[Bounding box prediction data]
● ● ● ● ●

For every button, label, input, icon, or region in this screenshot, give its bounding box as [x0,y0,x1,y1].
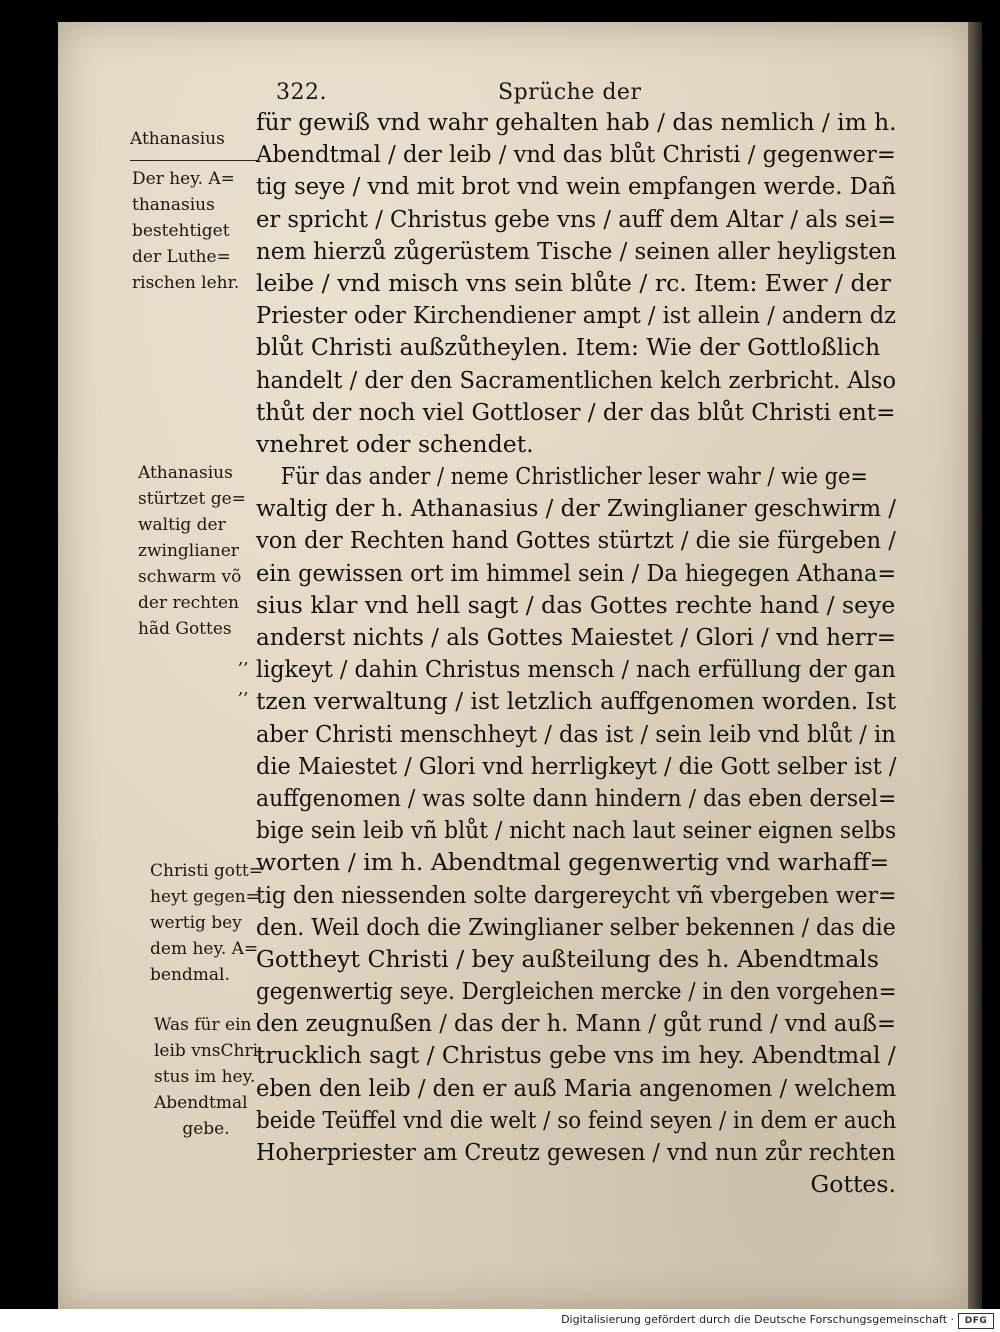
marginal-line: stus im hey. [154,1067,256,1087]
text-line: ligkeyt / dahin Christus mensch / nach erfüllung der gan [256,655,896,684]
text-line: sius klar vnd hell sagt / das Gottes rechte hand / seye [256,590,896,619]
marginal-line: Christi gott= [150,861,263,881]
body-text [256,106,896,1200]
marginal-line: thanasius [132,195,215,215]
footer-bar [0,1309,1000,1332]
text-line: Für das ander / neme Christlicher leser wahr / wie ge= [280,462,868,491]
text-line: waltig der h. Athanasius / der Zwinglianer geschwirm / [256,494,897,523]
text-line: Priester oder Kirchendiener ampt / ist allein / andern dz [256,301,896,330]
text-line: den. Weil doch die Zwinglianer selber bekennen / das die [256,912,896,941]
footer-credit: Digitalisierung gefördert durch die Deutsche Forschungsgemeinschaft · [561,1313,954,1326]
text-line: er spricht / Christus gebe vns / auff dem Altar / als sei= [256,204,897,233]
text-line: Abendtmal / der leib / vnd das blůt Christi / gegenwer= [256,140,896,169]
marginal-line: schwarm võ [138,567,242,587]
running-head: Sprüche der [498,80,642,105]
text-line: leibe / vnd misch vns sein blůte / rc. Item: Ewer / der [256,268,891,297]
marginal-line: Abendtmal [154,1093,248,1113]
text-line: thůt der noch viel Gottloser / der das blůt Christi ent= [256,397,896,426]
text-line: aber Christi menschheyt / das ist / sein leib vnd blůt / in [256,719,896,748]
marginal-line: wertig bey [150,913,242,933]
text-line: tzen verwaltung / ist letzlich auffgenomen worden. Ist [256,687,897,716]
text-line: eben den leib / den er auß Maria angenomen / welchem [256,1073,897,1102]
page-number: 322. [276,80,327,105]
text-line: nem hierzů zůgerüstem Tische / seinen aller heyligsten [256,236,897,265]
marginal-line: bestehtiget [132,221,230,241]
marginal-line: Athanasius [138,463,233,483]
text-line: den zeugnußen / das der h. Mann / gůt rund / vnd auß= [256,1009,896,1038]
text-line: blůt Christi außzůtheylen. Item: Wie der Gottloßlich [256,333,881,362]
text-line: handelt / der den Sacramentlichen kelch zerbricht. Also [256,365,897,394]
marginal-line: leib vnsChri [154,1041,259,1061]
marginal-rule [130,160,258,161]
text-line: trucklich sagt / Christus gebe vns im hey. Abendtmal / [256,1041,896,1070]
marginal-line: rischen lehr. [132,273,240,293]
marginal-line: der Luthe= [132,247,231,267]
text-line: von der Rechten hand Gottes stürtzt / die sie fürgeben / [256,526,896,555]
text-line: ein gewissen ort im himmel sein / Da hiegegen Athana= [256,558,897,587]
marginal-line: der rechten [138,593,239,613]
text-line: auffgenomen / was solte dann hindern / das eben dersel= [256,783,897,812]
text-line: vnehret oder schendet. [256,429,534,458]
text-line: tig den niessenden solte dargereycht vñ vbergeben wer= [256,880,897,909]
text-line: gegenwertig seye. Dergleichen mercke / in den vorgehen= [256,977,897,1006]
text-line: beide Teüffel vnd die welt / so feind seyen / in dem er auch [256,1105,897,1134]
text-line: anderst nichts / als Gottes Maiestet / Glori / vnd herr= [256,623,897,651]
marginal-line: stürtzet ge= [138,489,246,509]
marginal-athanasius: Athanasius [130,129,225,149]
marginal-note-divinity-present [150,858,263,988]
marginal-line: dem hey. A= [150,939,259,959]
text-line: für gewiß vnd wahr gehalten hab / das nemlich / im h. [256,108,897,136]
marginal-line: waltig der [138,515,226,535]
text-line: Gottheyt Christi / bey außteilung des h. Abendtmals [256,944,879,973]
marginal-line: gebe. [182,1119,230,1139]
quotation-mark: ,, [238,679,249,699]
text-line: Hoherpriester am Creutz gewesen / vnd nun zůr rechten [256,1138,896,1166]
text-line: die Maiestet / Glori vnd herrligkeyt / die Gott selber ist / [256,751,897,780]
text-line: bige sein leib vñ blůt / nicht nach laut seiner eignen selbs [256,816,897,845]
marginal-note-which-body [154,1012,258,1142]
marginal-line: bendmal. [150,965,230,985]
marginal-line: Der hey. A= [132,169,235,189]
marginal-line: zwinglianer [138,541,239,561]
dfg-logo: DFG [958,1313,994,1329]
marginal-note-lutheran-doctrine [132,166,239,296]
text-line: tig seye / vnd mit brot vnd wein empfangen werde. Dañ [256,172,896,201]
marginal-line: Was für ein [154,1015,252,1035]
marginal-line: heyt gegen= [150,887,260,907]
book-spine [968,22,982,1309]
marginal-note-zwinglians [138,460,246,642]
text-line: worten / im h. Abendtmal gegenwertig vnd warhaff= [256,848,890,877]
catchword-line: Gottes. [810,1170,896,1199]
marginal-line: hãd Gottes [138,619,232,639]
quotation-mark: ,, [238,649,249,669]
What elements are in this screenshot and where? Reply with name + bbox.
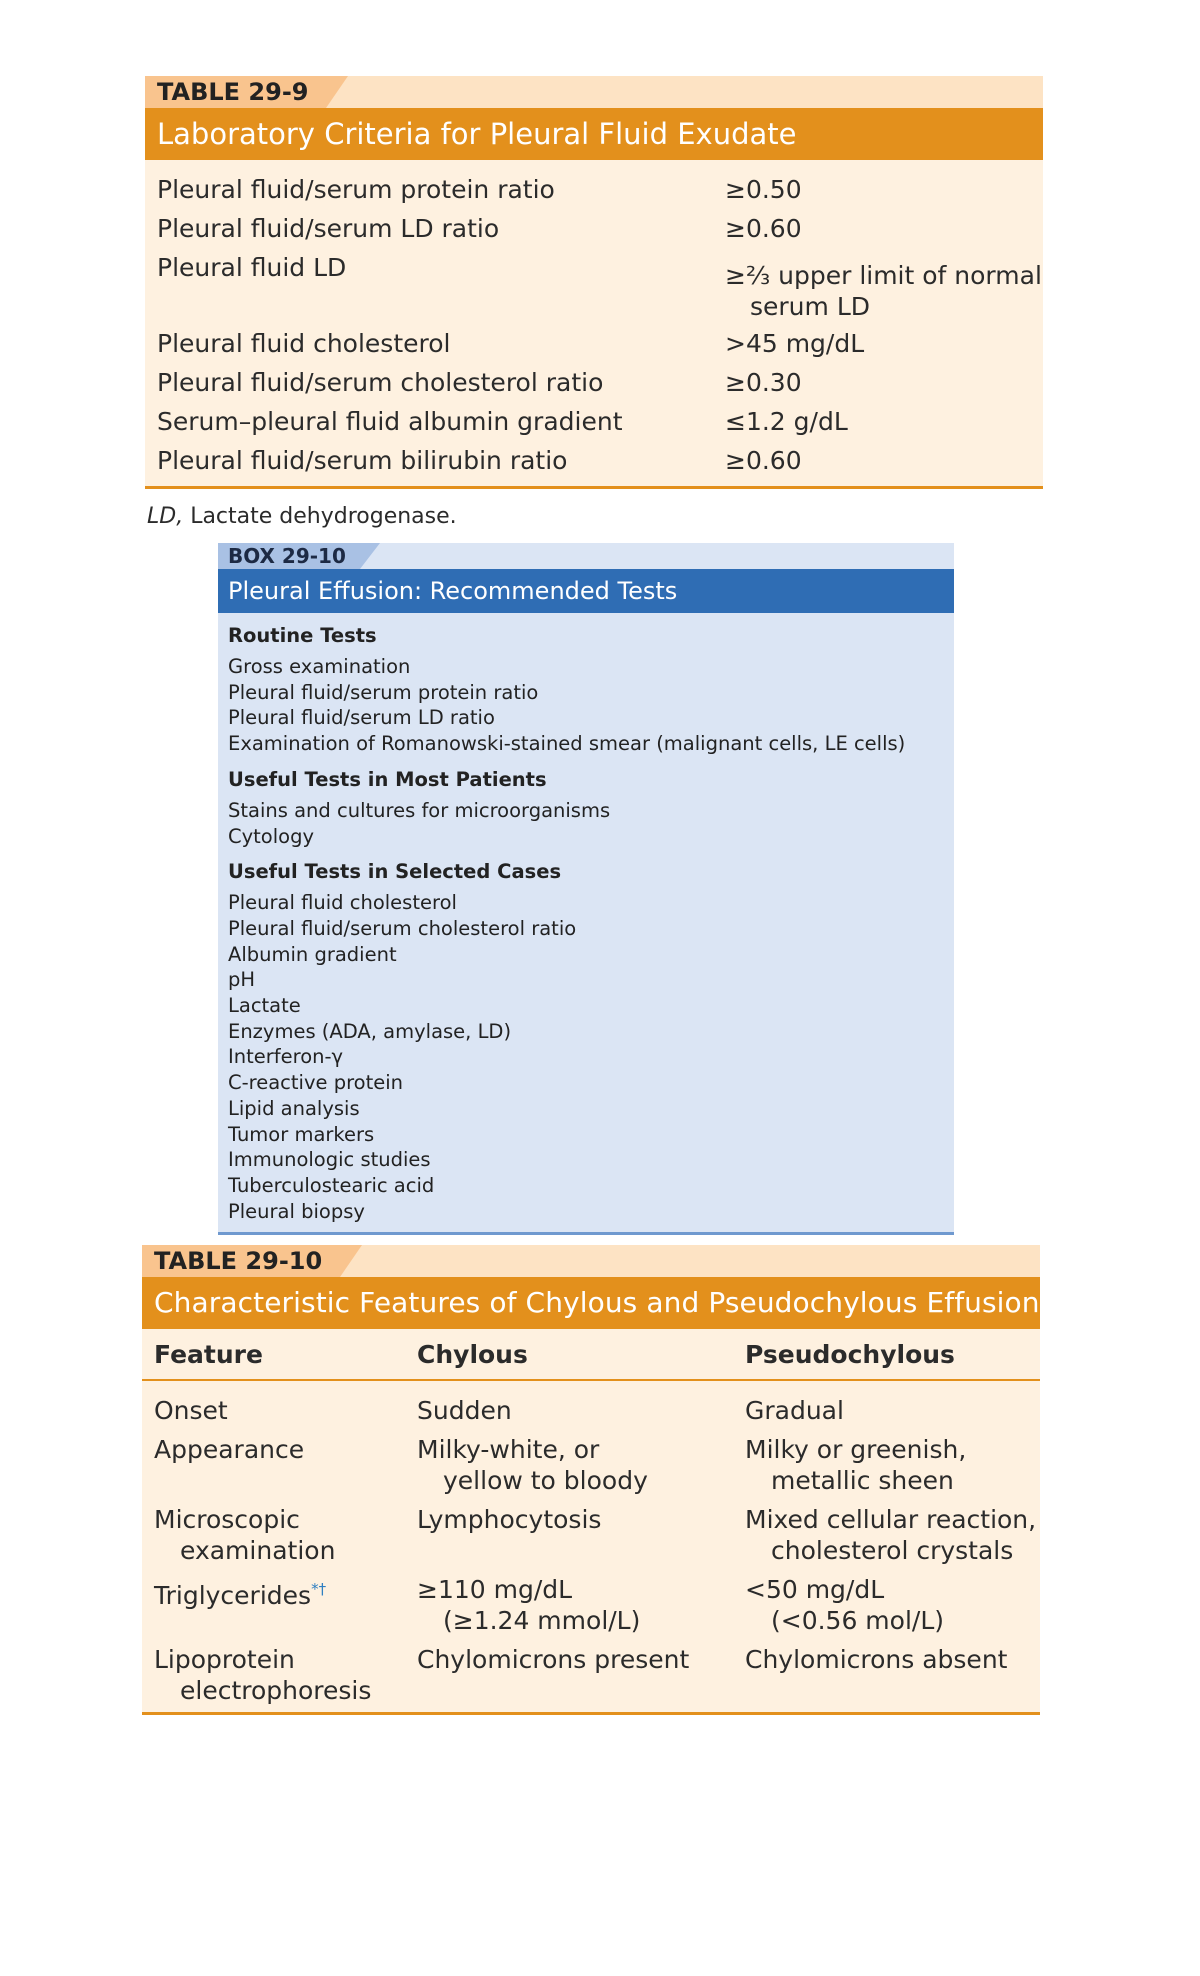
criterion-value: ≥0.30 — [725, 368, 802, 397]
table-body — [145, 160, 1043, 489]
pseudochylous-text: Chylomicrons absent — [745, 1645, 1008, 1674]
chylous-cell — [417, 1395, 745, 1426]
footnote-text: Lactate dehydrogenase. — [183, 504, 457, 529]
list-item: Cytology — [228, 824, 314, 848]
criterion-value: ≥0.60 — [725, 446, 802, 475]
criterion-label: Serum–pleural fluid albumin gradient — [157, 407, 623, 436]
feature-text: Appearance — [154, 1435, 305, 1464]
pseudochylous-text-continuation: (<0.56 mol/L) — [771, 1606, 945, 1635]
box-title: Pleural Effusion: Recommended Tests — [218, 569, 954, 613]
column-header-feature: Feature — [154, 1340, 263, 1369]
feature-text: Triglycerides — [154, 1581, 312, 1610]
footnote-marker: *† — [311, 1580, 327, 1598]
column-header-pseudochylous: Pseudochylous — [745, 1340, 955, 1369]
table-tag-strip — [142, 1245, 1040, 1277]
table-body — [142, 1329, 1040, 1715]
list-item: Pleural biopsy — [228, 1199, 365, 1223]
table-row — [145, 328, 1043, 359]
criterion-label: Pleural fluid/serum LD ratio — [157, 214, 500, 243]
pseudochylous-cell — [745, 1644, 1040, 1706]
table-29-9 — [145, 76, 1043, 489]
list-item: Immunologic studies — [228, 1148, 431, 1172]
footnote-abbreviation: LD, — [147, 504, 184, 529]
list-item: Tuberculostearic acid — [228, 1173, 435, 1197]
chylous-text: Chylomicrons present — [417, 1645, 690, 1674]
feature-cell — [142, 1644, 417, 1706]
column-header-chylous: Chylous — [417, 1340, 528, 1369]
pseudochylous-cell — [745, 1434, 1040, 1496]
table-row — [145, 174, 1043, 205]
feature-text-continuation: examination — [180, 1536, 336, 1565]
list-item: Pleural fluid/serum cholesterol ratio — [228, 916, 577, 940]
feature-text: Lipoprotein — [154, 1645, 295, 1674]
feature-cell — [142, 1574, 417, 1636]
table-tag: TABLE 29-9 — [145, 76, 326, 108]
table-footnote — [147, 502, 457, 532]
criterion-label: Pleural fluid cholesterol — [157, 329, 451, 358]
table-row — [145, 406, 1043, 437]
chylous-text-continuation: yellow to bloody — [443, 1466, 648, 1495]
list-item: Gross examination — [228, 655, 411, 678]
pseudochylous-cell — [745, 1574, 1040, 1636]
feature-cell — [142, 1434, 417, 1496]
box-body — [218, 613, 954, 1235]
table-tag: TABLE 29-10 — [142, 1245, 340, 1277]
pseudochylous-cell — [745, 1395, 1040, 1426]
table-header-row — [142, 1329, 1040, 1381]
pseudochylous-text: Mixed cellular reaction, — [745, 1505, 1037, 1534]
chylous-text-continuation: (≥1.24 mmol/L) — [443, 1606, 641, 1635]
table-row — [142, 1644, 1040, 1706]
table-row — [142, 1434, 1040, 1496]
table-title: Characteristic Features of Chylous and Pseudochylous Effusions — [142, 1277, 1040, 1329]
list-item: Lactate — [228, 994, 301, 1018]
pseudochylous-text-continuation: cholesterol crystals — [771, 1536, 1014, 1565]
feature-cell — [142, 1504, 417, 1566]
feature-text-continuation: electrophoresis — [180, 1676, 372, 1705]
table-row — [145, 252, 1043, 322]
section-heading: Useful Tests in Selected Cases — [228, 860, 562, 884]
table-row — [145, 445, 1043, 476]
test-list — [228, 798, 944, 849]
table-row — [142, 1395, 1040, 1426]
criterion-value-continuation: serum LD — [750, 292, 871, 321]
criterion-value: ≥0.60 — [725, 214, 802, 243]
test-list — [228, 890, 944, 1224]
chylous-cell — [417, 1434, 745, 1496]
table-row — [145, 213, 1043, 244]
list-item: pH — [228, 968, 256, 992]
pseudochylous-cell — [745, 1504, 1040, 1566]
criterion-value: ≥0.50 — [725, 175, 802, 204]
section-heading: Routine Tests — [228, 624, 377, 647]
list-item: Pleural fluid/serum LD ratio — [228, 706, 495, 730]
chylous-text: Milky-white, or — [417, 1435, 600, 1464]
table-rows — [142, 1381, 1040, 1712]
criterion-label: Pleural fluid/serum protein ratio — [157, 175, 555, 204]
list-item: Lipid analysis — [228, 1096, 360, 1120]
criterion-value — [725, 252, 1043, 322]
feature-text: Onset — [154, 1396, 228, 1425]
table-tag-strip — [145, 76, 1043, 108]
list-item: Pleural fluid/serum protein ratio — [228, 680, 539, 704]
list-item: Albumin gradient — [228, 942, 397, 966]
box-tag-strip — [218, 543, 954, 569]
list-item: Interferon-γ — [228, 1045, 344, 1069]
pseudochylous-text: Gradual — [745, 1396, 844, 1425]
test-list — [228, 654, 944, 757]
criterion-value: ≤1.2 g/dL — [725, 407, 848, 436]
table-row — [145, 367, 1043, 398]
chylous-text: ≥110 mg/dL — [417, 1575, 573, 1604]
criterion-value-line: ≥⅔ upper limit of normal — [725, 261, 1042, 290]
feature-text: Microscopic — [154, 1505, 300, 1534]
box-29-10 — [218, 543, 954, 1235]
chylous-cell — [417, 1574, 745, 1636]
box-tag: BOX 29-10 — [218, 543, 360, 569]
table-29-10 — [142, 1245, 1055, 1715]
chylous-cell — [417, 1504, 745, 1566]
chylous-text: Lymphocytosis — [417, 1505, 602, 1534]
chylous-text: Sudden — [417, 1396, 512, 1425]
list-item: Pleural fluid cholesterol — [228, 891, 457, 915]
list-item: Enzymes (ADA, amylase, LD) — [228, 1019, 512, 1043]
feature-cell — [142, 1395, 417, 1426]
pseudochylous-text-continuation: metallic sheen — [771, 1466, 954, 1495]
table-title: Laboratory Criteria for Pleural Fluid Exudate — [145, 108, 1043, 160]
criterion-label: Pleural fluid/serum cholesterol ratio — [157, 368, 604, 397]
pseudochylous-text: <50 mg/dL — [745, 1575, 885, 1604]
table-row — [142, 1504, 1040, 1566]
table-row — [142, 1574, 1040, 1636]
chylous-cell — [417, 1644, 745, 1706]
list-item: Examination of Romanowski-stained smear (malignant cells, LE cells) — [228, 732, 906, 756]
criterion-label: Pleural fluid LD — [157, 253, 347, 282]
list-item: C-reactive protein — [228, 1071, 404, 1095]
pseudochylous-text: Milky or greenish, — [745, 1435, 967, 1464]
section-heading: Useful Tests in Most Patients — [228, 767, 547, 791]
list-item: Tumor markers — [228, 1122, 375, 1146]
criterion-label: Pleural fluid/serum bilirubin ratio — [157, 446, 568, 475]
list-item: Stains and cultures for microorganisms — [228, 798, 611, 822]
criterion-value: >45 mg/dL — [725, 329, 865, 358]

● ● ● ● ●

What you will do ▸ Find the word "continuation" in the entries above. Copy every line that has it.

Exercise result ▸
pseudochylous-text-continuation: (<0.56 mol/L) — [771, 1606, 945, 1635]
feature-text-continuation: examination — [180, 1536, 336, 1565]
chylous-text-continuation: yellow to bloody — [443, 1466, 648, 1495]
chylous-text-continuation: (≥1.24 mmol/L) — [443, 1606, 641, 1635]
pseudochylous-text-continuation: cholesterol crystals — [771, 1536, 1014, 1565]
feature-text-continuation: electrophoresis — [180, 1676, 372, 1705]
criterion-value-continuation: serum LD — [750, 292, 871, 321]
pseudochylous-text-continuation: metallic sheen — [771, 1466, 954, 1495]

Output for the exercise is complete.